Segment Start: RECORDED INFORMATION

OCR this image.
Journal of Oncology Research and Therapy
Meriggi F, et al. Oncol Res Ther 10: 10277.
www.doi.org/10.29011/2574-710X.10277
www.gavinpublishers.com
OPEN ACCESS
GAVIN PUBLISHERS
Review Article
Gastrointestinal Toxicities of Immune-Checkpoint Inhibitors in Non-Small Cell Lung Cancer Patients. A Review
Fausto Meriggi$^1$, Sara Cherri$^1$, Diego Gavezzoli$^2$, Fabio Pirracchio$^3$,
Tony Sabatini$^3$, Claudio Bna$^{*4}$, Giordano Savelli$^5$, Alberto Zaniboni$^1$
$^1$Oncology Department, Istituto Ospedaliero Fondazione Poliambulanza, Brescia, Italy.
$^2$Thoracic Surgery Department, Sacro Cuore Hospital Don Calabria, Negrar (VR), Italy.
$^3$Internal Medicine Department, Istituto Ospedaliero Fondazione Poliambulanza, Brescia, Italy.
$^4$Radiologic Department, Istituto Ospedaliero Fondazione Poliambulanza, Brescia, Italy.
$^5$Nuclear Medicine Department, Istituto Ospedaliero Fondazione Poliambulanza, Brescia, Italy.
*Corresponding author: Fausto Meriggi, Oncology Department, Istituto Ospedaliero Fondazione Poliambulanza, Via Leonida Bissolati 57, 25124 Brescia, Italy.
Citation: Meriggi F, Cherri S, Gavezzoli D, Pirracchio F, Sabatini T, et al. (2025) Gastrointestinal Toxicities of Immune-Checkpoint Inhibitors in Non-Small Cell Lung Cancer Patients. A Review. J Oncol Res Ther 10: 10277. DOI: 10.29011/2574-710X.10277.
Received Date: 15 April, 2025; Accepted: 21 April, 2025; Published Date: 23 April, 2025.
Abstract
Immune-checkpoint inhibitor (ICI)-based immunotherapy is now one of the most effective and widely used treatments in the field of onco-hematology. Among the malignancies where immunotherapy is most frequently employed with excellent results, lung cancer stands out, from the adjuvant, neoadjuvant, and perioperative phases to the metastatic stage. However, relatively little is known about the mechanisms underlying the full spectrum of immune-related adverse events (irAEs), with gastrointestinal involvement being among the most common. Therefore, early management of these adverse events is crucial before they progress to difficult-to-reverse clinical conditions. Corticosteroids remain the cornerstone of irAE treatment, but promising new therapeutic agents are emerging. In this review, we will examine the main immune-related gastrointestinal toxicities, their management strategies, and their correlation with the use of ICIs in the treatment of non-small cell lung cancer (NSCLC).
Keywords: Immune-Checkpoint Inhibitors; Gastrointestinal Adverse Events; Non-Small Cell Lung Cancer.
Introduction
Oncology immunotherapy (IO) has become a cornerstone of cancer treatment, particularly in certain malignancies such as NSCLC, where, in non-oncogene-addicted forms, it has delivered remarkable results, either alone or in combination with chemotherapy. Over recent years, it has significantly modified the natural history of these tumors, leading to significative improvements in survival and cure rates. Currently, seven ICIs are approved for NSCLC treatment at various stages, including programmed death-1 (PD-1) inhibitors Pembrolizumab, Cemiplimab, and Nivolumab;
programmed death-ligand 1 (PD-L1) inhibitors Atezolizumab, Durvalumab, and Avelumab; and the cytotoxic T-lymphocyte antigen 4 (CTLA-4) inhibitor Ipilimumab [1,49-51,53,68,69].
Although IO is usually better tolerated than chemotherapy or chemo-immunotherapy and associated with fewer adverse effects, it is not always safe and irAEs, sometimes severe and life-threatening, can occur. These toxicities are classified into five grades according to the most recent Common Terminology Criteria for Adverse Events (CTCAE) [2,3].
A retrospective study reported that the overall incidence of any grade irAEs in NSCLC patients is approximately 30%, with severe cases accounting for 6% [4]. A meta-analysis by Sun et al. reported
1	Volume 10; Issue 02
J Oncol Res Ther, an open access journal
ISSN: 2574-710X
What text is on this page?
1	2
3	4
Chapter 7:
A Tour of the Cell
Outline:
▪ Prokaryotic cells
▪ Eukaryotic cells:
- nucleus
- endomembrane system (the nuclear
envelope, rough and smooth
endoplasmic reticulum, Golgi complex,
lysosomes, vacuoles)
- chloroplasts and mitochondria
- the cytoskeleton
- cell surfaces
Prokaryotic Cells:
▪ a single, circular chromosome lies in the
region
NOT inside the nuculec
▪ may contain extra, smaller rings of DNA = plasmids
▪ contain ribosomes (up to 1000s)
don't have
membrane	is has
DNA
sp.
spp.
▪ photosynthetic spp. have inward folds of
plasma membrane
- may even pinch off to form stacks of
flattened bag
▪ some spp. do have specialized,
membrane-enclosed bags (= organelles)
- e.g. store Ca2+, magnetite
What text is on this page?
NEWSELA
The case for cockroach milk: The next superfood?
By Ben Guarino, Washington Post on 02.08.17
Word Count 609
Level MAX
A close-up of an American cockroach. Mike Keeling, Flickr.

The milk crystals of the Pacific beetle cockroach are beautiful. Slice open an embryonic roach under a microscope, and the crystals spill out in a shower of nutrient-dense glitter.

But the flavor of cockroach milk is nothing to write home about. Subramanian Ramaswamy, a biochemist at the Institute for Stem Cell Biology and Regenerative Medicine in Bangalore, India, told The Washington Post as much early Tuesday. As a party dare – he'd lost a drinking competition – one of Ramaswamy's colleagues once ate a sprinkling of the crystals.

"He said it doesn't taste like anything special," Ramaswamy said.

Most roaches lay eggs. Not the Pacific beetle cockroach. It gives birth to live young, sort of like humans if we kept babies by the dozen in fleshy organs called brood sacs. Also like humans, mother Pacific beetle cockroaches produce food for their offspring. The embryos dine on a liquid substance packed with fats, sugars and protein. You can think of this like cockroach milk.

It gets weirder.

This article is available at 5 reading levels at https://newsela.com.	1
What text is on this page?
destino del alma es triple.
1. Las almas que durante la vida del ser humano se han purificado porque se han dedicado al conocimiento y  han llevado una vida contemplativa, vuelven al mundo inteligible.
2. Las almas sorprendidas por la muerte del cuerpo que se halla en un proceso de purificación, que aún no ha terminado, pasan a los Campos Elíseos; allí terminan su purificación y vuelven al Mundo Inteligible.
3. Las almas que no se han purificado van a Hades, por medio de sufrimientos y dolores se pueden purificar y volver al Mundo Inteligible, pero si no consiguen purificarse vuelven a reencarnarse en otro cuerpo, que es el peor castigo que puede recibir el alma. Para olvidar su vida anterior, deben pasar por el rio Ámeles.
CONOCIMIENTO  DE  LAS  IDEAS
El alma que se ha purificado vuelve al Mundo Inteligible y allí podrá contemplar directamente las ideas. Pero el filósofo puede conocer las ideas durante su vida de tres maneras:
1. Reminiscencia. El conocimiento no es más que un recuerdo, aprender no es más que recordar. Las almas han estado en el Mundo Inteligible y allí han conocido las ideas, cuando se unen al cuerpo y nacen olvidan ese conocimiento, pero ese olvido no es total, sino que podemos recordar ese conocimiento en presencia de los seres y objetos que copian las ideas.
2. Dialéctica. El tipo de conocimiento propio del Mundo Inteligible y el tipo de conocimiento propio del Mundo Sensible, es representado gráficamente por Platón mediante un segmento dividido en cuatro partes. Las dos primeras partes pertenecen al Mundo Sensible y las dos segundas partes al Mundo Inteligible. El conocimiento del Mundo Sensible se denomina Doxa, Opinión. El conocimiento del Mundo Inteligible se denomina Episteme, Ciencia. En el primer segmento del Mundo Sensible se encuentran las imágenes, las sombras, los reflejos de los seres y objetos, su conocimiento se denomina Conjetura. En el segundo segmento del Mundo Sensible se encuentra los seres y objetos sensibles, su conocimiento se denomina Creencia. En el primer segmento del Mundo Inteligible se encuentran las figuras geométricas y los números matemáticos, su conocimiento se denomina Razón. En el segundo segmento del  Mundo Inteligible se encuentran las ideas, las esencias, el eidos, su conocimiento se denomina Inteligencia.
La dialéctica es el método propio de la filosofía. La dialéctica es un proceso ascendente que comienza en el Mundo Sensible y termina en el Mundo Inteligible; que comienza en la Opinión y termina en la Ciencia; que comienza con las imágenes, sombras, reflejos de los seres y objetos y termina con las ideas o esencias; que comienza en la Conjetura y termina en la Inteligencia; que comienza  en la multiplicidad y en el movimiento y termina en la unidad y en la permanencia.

Segment End: RECORDED INFORMATION

» WHAT THE TASK REQUIRES:
Your answer should hold every line of the entries that contains the string "purificado".

» TASK SOLUTION:
1. Las almas que durante la vida del ser humano se han purificado porque se han dedicado al conocimiento y  han llevado una vida contemplativa, vuelven al mundo inteligible.
3. Las almas que no se han purificado van a Hades, por medio de sufrimientos y dolores se pueden purificar y volver al Mundo Inteligible, pero si no consiguen purificarse vuelven a reencarnarse en otro cuerpo, que es el peor castigo que puede recibir el alma. Para olvidar su vida anterior, deben pasar por el rio Ámeles.
El alma que se ha purificado vuelve al Mundo Inteligible y allí podrá contemplar directamente las ideas. Pero el filósofo puede conocer las ideas durante su vida de tres maneras:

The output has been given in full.